((
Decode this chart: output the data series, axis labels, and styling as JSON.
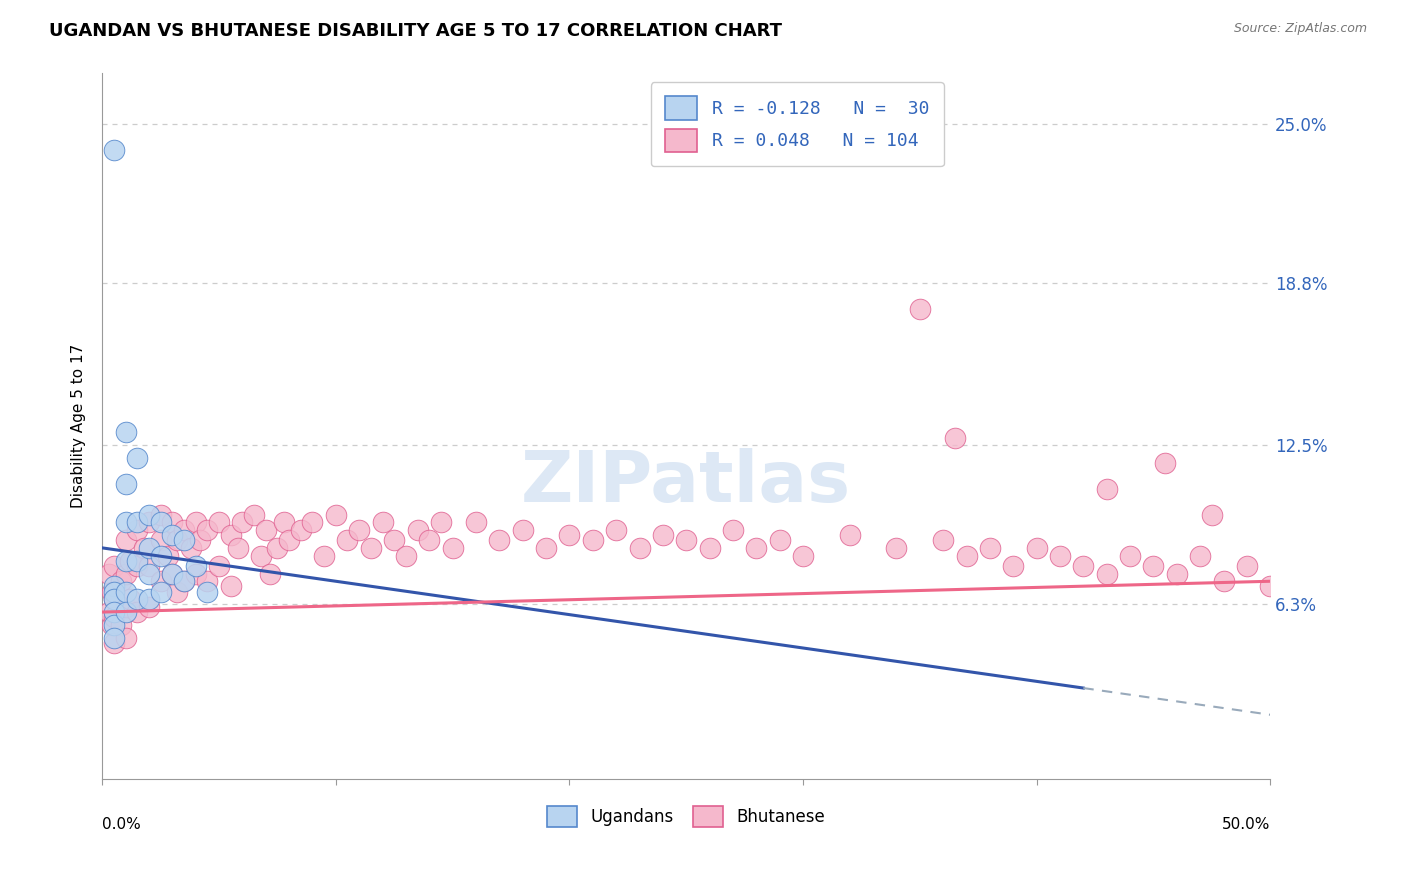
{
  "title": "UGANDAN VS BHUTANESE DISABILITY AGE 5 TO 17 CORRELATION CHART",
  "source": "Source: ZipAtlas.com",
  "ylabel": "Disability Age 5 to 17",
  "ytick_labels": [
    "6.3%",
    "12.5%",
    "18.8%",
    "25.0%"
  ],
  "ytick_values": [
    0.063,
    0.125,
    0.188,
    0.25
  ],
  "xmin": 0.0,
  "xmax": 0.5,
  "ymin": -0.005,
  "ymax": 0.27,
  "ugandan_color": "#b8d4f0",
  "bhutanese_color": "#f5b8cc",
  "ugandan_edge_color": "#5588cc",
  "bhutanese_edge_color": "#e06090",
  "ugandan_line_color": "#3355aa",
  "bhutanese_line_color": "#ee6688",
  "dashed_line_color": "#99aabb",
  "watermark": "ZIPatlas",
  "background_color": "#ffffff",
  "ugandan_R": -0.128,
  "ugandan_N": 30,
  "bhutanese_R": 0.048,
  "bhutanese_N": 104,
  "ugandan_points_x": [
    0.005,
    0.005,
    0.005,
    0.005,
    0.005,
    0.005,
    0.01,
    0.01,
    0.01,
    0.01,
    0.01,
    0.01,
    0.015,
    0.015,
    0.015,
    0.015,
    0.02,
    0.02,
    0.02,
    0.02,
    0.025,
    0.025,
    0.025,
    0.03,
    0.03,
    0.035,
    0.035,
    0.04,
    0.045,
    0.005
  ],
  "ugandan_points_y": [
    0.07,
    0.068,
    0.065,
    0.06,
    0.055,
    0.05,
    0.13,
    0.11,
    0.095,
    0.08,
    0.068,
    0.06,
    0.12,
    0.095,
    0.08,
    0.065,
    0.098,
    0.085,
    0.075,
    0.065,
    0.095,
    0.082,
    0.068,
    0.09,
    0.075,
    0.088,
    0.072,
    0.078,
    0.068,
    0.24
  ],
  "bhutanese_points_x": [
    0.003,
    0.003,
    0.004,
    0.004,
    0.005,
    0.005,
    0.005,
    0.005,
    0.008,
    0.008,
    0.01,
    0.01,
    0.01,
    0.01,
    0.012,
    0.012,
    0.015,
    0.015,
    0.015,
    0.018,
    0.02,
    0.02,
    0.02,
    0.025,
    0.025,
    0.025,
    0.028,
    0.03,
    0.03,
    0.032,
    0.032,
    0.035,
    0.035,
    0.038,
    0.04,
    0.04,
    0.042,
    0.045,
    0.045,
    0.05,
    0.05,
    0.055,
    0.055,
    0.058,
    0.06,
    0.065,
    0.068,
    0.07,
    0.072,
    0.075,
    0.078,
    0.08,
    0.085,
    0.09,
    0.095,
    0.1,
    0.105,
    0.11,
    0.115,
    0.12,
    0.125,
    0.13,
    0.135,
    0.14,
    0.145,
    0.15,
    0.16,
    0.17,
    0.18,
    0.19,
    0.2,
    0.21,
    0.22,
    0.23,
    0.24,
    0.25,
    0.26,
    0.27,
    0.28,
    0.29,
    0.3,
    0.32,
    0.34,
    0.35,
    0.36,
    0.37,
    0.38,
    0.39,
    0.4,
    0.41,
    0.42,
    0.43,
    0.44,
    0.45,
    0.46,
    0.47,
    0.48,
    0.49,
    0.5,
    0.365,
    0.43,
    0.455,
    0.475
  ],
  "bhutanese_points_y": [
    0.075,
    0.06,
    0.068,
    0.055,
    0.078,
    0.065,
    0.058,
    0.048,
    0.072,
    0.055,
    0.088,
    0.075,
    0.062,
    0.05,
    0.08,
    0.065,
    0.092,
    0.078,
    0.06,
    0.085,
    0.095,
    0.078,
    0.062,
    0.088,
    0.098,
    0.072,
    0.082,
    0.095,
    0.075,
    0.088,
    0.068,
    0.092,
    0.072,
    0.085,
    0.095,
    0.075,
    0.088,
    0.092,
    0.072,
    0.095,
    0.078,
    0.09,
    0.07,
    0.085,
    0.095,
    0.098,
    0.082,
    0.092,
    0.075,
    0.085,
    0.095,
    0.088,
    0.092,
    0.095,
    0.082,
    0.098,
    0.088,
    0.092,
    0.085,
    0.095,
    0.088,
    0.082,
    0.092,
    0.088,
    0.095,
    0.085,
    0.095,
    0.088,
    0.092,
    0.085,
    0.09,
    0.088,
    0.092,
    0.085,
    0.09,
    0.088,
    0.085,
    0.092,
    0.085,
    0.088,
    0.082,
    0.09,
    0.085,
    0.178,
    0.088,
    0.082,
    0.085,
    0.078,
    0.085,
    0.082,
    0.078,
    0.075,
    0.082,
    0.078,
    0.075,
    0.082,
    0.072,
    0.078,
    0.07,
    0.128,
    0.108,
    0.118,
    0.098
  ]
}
))
WHAT THE EXERCISE ASKS: Copy every line above word for word and exclude the pictures.

THE REPLY:
Decode this chart: output the data series, axis labels, and styling as JSON.
{
  "title": "UGANDAN VS BHUTANESE DISABILITY AGE 5 TO 17 CORRELATION CHART",
  "source": "Source: ZipAtlas.com",
  "ylabel": "Disability Age 5 to 17",
  "ytick_labels": [
    "6.3%",
    "12.5%",
    "18.8%",
    "25.0%"
  ],
  "ytick_values": [
    0.063,
    0.125,
    0.188,
    0.25
  ],
  "xmin": 0.0,
  "xmax": 0.5,
  "ymin": -0.005,
  "ymax": 0.27,
  "ugandan_color": "#b8d4f0",
  "bhutanese_color": "#f5b8cc",
  "ugandan_edge_color": "#5588cc",
  "bhutanese_edge_color": "#e06090",
  "ugandan_line_color": "#3355aa",
  "bhutanese_line_color": "#ee6688",
  "dashed_line_color": "#99aabb",
  "watermark": "ZIPatlas",
  "background_color": "#ffffff",
  "ugandan_R": -0.128,
  "ugandan_N": 30,
  "bhutanese_R": 0.048,
  "bhutanese_N": 104,
  "ugandan_points_x": [
    0.005,
    0.005,
    0.005,
    0.005,
    0.005,
    0.005,
    0.01,
    0.01,
    0.01,
    0.01,
    0.01,
    0.01,
    0.015,
    0.015,
    0.015,
    0.015,
    0.02,
    0.02,
    0.02,
    0.02,
    0.025,
    0.025,
    0.025,
    0.03,
    0.03,
    0.035,
    0.035,
    0.04,
    0.045,
    0.005
  ],
  "ugandan_points_y": [
    0.07,
    0.068,
    0.065,
    0.06,
    0.055,
    0.05,
    0.13,
    0.11,
    0.095,
    0.08,
    0.068,
    0.06,
    0.12,
    0.095,
    0.08,
    0.065,
    0.098,
    0.085,
    0.075,
    0.065,
    0.095,
    0.082,
    0.068,
    0.09,
    0.075,
    0.088,
    0.072,
    0.078,
    0.068,
    0.24
  ],
  "bhutanese_points_x": [
    0.003,
    0.003,
    0.004,
    0.004,
    0.005,
    0.005,
    0.005,
    0.005,
    0.008,
    0.008,
    0.01,
    0.01,
    0.01,
    0.01,
    0.012,
    0.012,
    0.015,
    0.015,
    0.015,
    0.018,
    0.02,
    0.02,
    0.02,
    0.025,
    0.025,
    0.025,
    0.028,
    0.03,
    0.03,
    0.032,
    0.032,
    0.035,
    0.035,
    0.038,
    0.04,
    0.04,
    0.042,
    0.045,
    0.045,
    0.05,
    0.05,
    0.055,
    0.055,
    0.058,
    0.06,
    0.065,
    0.068,
    0.07,
    0.072,
    0.075,
    0.078,
    0.08,
    0.085,
    0.09,
    0.095,
    0.1,
    0.105,
    0.11,
    0.115,
    0.12,
    0.125,
    0.13,
    0.135,
    0.14,
    0.145,
    0.15,
    0.16,
    0.17,
    0.18,
    0.19,
    0.2,
    0.21,
    0.22,
    0.23,
    0.24,
    0.25,
    0.26,
    0.27,
    0.28,
    0.29,
    0.3,
    0.32,
    0.34,
    0.35,
    0.36,
    0.37,
    0.38,
    0.39,
    0.4,
    0.41,
    0.42,
    0.43,
    0.44,
    0.45,
    0.46,
    0.47,
    0.48,
    0.49,
    0.5,
    0.365,
    0.43,
    0.455,
    0.475
  ],
  "bhutanese_points_y": [
    0.075,
    0.06,
    0.068,
    0.055,
    0.078,
    0.065,
    0.058,
    0.048,
    0.072,
    0.055,
    0.088,
    0.075,
    0.062,
    0.05,
    0.08,
    0.065,
    0.092,
    0.078,
    0.06,
    0.085,
    0.095,
    0.078,
    0.062,
    0.088,
    0.098,
    0.072,
    0.082,
    0.095,
    0.075,
    0.088,
    0.068,
    0.092,
    0.072,
    0.085,
    0.095,
    0.075,
    0.088,
    0.092,
    0.072,
    0.095,
    0.078,
    0.09,
    0.07,
    0.085,
    0.095,
    0.098,
    0.082,
    0.092,
    0.075,
    0.085,
    0.095,
    0.088,
    0.092,
    0.095,
    0.082,
    0.098,
    0.088,
    0.092,
    0.085,
    0.095,
    0.088,
    0.082,
    0.092,
    0.088,
    0.095,
    0.085,
    0.095,
    0.088,
    0.092,
    0.085,
    0.09,
    0.088,
    0.092,
    0.085,
    0.09,
    0.088,
    0.085,
    0.092,
    0.085,
    0.088,
    0.082,
    0.09,
    0.085,
    0.178,
    0.088,
    0.082,
    0.085,
    0.078,
    0.085,
    0.082,
    0.078,
    0.075,
    0.082,
    0.078,
    0.075,
    0.082,
    0.072,
    0.078,
    0.07,
    0.128,
    0.108,
    0.118,
    0.098
  ]
}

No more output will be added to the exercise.